§ TASK DESCRIPTION: Print the listing that follows, character for character.

§ STORED ROWS:
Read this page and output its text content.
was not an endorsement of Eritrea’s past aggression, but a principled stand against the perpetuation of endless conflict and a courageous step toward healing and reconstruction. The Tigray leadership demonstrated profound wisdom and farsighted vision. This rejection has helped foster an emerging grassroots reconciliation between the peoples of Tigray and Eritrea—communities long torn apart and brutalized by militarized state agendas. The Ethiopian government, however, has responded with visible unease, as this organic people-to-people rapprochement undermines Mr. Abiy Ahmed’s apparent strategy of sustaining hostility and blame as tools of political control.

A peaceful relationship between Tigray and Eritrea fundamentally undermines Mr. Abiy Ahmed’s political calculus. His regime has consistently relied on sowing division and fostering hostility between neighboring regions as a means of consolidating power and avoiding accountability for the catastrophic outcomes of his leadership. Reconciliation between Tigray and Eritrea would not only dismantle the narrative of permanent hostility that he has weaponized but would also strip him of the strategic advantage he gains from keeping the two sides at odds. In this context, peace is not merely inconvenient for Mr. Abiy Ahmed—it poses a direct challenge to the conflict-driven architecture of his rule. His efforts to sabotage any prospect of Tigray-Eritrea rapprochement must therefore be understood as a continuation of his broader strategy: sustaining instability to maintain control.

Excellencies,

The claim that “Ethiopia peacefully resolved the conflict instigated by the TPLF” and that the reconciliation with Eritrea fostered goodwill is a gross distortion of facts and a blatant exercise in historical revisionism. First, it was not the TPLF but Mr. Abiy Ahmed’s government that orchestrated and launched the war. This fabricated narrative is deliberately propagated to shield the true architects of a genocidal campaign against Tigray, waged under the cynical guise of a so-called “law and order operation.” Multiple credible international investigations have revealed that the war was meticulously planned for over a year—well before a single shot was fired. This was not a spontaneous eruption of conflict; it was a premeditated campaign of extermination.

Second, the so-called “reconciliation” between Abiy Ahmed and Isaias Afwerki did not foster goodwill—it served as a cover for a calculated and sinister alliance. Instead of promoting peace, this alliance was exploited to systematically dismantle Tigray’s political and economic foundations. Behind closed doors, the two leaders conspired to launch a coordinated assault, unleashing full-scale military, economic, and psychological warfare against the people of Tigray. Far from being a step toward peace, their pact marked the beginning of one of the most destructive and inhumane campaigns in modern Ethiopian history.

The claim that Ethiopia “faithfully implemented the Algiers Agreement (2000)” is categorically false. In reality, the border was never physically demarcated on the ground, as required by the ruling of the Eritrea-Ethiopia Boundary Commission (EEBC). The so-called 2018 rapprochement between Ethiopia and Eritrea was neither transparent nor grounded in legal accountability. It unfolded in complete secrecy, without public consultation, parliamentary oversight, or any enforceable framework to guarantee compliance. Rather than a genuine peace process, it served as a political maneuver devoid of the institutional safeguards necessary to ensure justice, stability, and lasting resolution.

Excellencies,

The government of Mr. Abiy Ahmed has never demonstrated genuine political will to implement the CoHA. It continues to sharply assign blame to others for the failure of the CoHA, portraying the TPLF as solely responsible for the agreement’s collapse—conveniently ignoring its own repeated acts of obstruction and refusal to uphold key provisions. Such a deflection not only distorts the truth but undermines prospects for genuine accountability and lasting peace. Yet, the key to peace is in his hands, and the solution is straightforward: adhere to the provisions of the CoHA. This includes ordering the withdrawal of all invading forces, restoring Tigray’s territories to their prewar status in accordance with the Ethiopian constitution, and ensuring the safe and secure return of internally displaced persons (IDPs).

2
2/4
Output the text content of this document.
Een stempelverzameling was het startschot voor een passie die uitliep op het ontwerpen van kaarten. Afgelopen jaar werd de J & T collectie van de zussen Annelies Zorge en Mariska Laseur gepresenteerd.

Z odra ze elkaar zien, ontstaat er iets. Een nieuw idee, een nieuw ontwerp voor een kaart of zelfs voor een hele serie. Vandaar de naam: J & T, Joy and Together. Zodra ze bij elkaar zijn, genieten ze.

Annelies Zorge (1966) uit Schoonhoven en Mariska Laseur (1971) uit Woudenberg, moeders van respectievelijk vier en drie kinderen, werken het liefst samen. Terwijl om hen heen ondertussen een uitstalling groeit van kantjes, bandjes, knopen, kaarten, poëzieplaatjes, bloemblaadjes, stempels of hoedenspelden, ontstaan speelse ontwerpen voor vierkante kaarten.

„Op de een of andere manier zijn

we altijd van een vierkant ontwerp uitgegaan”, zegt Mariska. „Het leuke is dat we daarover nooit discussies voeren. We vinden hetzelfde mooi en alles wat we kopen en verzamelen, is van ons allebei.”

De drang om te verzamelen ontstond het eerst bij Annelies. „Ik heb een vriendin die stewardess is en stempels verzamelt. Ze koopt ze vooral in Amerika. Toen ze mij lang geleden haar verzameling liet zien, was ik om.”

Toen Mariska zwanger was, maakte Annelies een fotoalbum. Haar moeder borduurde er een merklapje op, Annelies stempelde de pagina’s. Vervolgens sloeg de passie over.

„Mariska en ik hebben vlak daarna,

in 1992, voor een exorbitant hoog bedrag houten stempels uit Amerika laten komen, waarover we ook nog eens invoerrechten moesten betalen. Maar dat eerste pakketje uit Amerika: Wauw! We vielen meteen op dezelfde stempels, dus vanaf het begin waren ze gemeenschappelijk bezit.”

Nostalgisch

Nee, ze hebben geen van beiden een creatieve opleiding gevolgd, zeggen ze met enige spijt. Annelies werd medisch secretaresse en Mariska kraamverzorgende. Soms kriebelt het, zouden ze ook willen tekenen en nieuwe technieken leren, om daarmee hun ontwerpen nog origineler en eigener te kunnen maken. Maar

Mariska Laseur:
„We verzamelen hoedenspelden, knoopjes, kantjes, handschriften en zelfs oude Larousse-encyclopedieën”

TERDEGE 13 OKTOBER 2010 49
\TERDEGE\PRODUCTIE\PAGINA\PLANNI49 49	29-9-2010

§ THE RESPONSE:
Read this page and output its text content.
was not an endorsement of Eritrea’s past aggression, but a principled stand against the perpetuation of endless conflict and a courageous step toward healing and reconstruction. The Tigray leadership demonstrated profound wisdom and farsighted vision. This rejection has helped foster an emerging grassroots reconciliation between the peoples of Tigray and Eritrea—communities long torn apart and brutalized by militarized state agendas. The Ethiopian government, however, has responded with visible unease, as this organic people-to-people rapprochement undermines Mr. Abiy Ahmed’s apparent strategy of sustaining hostility and blame as tools of political control.

A peaceful relationship between Tigray and Eritrea fundamentally undermines Mr. Abiy Ahmed’s political calculus. His regime has consistently relied on sowing division and fostering hostility between neighboring regions as a means of consolidating power and avoiding accountability for the catastrophic outcomes of his leadership. Reconciliation between Tigray and Eritrea would not only dismantle the narrative of permanent hostility that he has weaponized but would also strip him of the strategic advantage he gains from keeping the two sides at odds. In this context, peace is not merely inconvenient for Mr. Abiy Ahmed—it poses a direct challenge to the conflict-driven architecture of his rule. His efforts to sabotage any prospect of Tigray-Eritrea rapprochement must therefore be understood as a continuation of his broader strategy: sustaining instability to maintain control.

Excellencies,

The claim that “Ethiopia peacefully resolved the conflict instigated by the TPLF” and that the reconciliation with Eritrea fostered goodwill is a gross distortion of facts and a blatant exercise in historical revisionism. First, it was not the TPLF but Mr. Abiy Ahmed’s government that orchestrated and launched the war. This fabricated narrative is deliberately propagated to shield the true architects of a genocidal campaign against Tigray, waged under the cynical guise of a so-called “law and order operation.” Multiple credible international investigations have revealed that the war was meticulously planned for over a year—well before a single shot was fired. This was not a spontaneous eruption of conflict; it was a premeditated campaign of extermination.

Second, the so-called “reconciliation” between Abiy Ahmed and Isaias Afwerki did not foster goodwill—it served as a cover for a calculated and sinister alliance. Instead of promoting peace, this alliance was exploited to systematically dismantle Tigray’s political and economic foundations. Behind closed doors, the two leaders conspired to launch a coordinated assault, unleashing full-scale military, economic, and psychological warfare against the people of Tigray. Far from being a step toward peace, their pact marked the beginning of one of the most destructive and inhumane campaigns in modern Ethiopian history.

The claim that Ethiopia “faithfully implemented the Algiers Agreement (2000)” is categorically false. In reality, the border was never physically demarcated on the ground, as required by the ruling of the Eritrea-Ethiopia Boundary Commission (EEBC). The so-called 2018 rapprochement between Ethiopia and Eritrea was neither transparent nor grounded in legal accountability. It unfolded in complete secrecy, without public consultation, parliamentary oversight, or any enforceable framework to guarantee compliance. Rather than a genuine peace process, it served as a political maneuver devoid of the institutional safeguards necessary to ensure justice, stability, and lasting resolution.

Excellencies,

The government of Mr. Abiy Ahmed has never demonstrated genuine political will to implement the CoHA. It continues to sharply assign blame to others for the failure of the CoHA, portraying the TPLF as solely responsible for the agreement’s collapse—conveniently ignoring its own repeated acts of obstruction and refusal to uphold key provisions. Such a deflection not only distorts the truth but undermines prospects for genuine accountability and lasting peace. Yet, the key to peace is in his hands, and the solution is straightforward: adhere to the provisions of the CoHA. This includes ordering the withdrawal of all invading forces, restoring Tigray’s territories to their prewar status in accordance with the Ethiopian constitution, and ensuring the safe and secure return of internally displaced persons (IDPs).

2
2/4
Output the text content of this document.
Een stempelverzameling was het startschot voor een passie die uitliep op het ontwerpen van kaarten. Afgelopen jaar werd de J & T collectie van de zussen Annelies Zorge en Mariska Laseur gepresenteerd.

Z odra ze elkaar zien, ontstaat er iets. Een nieuw idee, een nieuw ontwerp voor een kaart of zelfs voor een hele serie. Vandaar de naam: J & T, Joy and Together. Zodra ze bij elkaar zijn, genieten ze.

Annelies Zorge (1966) uit Schoonhoven en Mariska Laseur (1971) uit Woudenberg, moeders van respectievelijk vier en drie kinderen, werken het liefst samen. Terwijl om hen heen ondertussen een uitstalling groeit van kantjes, bandjes, knopen, kaarten, poëzieplaatjes, bloemblaadjes, stempels of hoedenspelden, ontstaan speelse ontwerpen voor vierkante kaarten.

„Op de een of andere manier zijn

we altijd van een vierkant ontwerp uitgegaan”, zegt Mariska. „Het leuke is dat we daarover nooit discussies voeren. We vinden hetzelfde mooi en alles wat we kopen en verzamelen, is van ons allebei.”

De drang om te verzamelen ontstond het eerst bij Annelies. „Ik heb een vriendin die stewardess is en stempels verzamelt. Ze koopt ze vooral in Amerika. Toen ze mij lang geleden haar verzameling liet zien, was ik om.”

Toen Mariska zwanger was, maakte Annelies een fotoalbum. Haar moeder borduurde er een merklapje op, Annelies stempelde de pagina’s. Vervolgens sloeg de passie over.

„Mariska en ik hebben vlak daarna,

in 1992, voor een exorbitant hoog bedrag houten stempels uit Amerika laten komen, waarover we ook nog eens invoerrechten moesten betalen. Maar dat eerste pakketje uit Amerika: Wauw! We vielen meteen op dezelfde stempels, dus vanaf het begin waren ze gemeenschappelijk bezit.”

Nostalgisch

Nee, ze hebben geen van beiden een creatieve opleiding gevolgd, zeggen ze met enige spijt. Annelies werd medisch secretaresse en Mariska kraamverzorgende. Soms kriebelt het, zouden ze ook willen tekenen en nieuwe technieken leren, om daarmee hun ontwerpen nog origineler en eigener te kunnen maken. Maar

Mariska Laseur:
„We verzamelen hoedenspelden, knoopjes, kantjes, handschriften en zelfs oude Larousse-encyclopedieën”

TERDEGE 13 OKTOBER 2010 49
\TERDEGE\PRODUCTIE\PAGINA\PLANNI49 49	29-9-2010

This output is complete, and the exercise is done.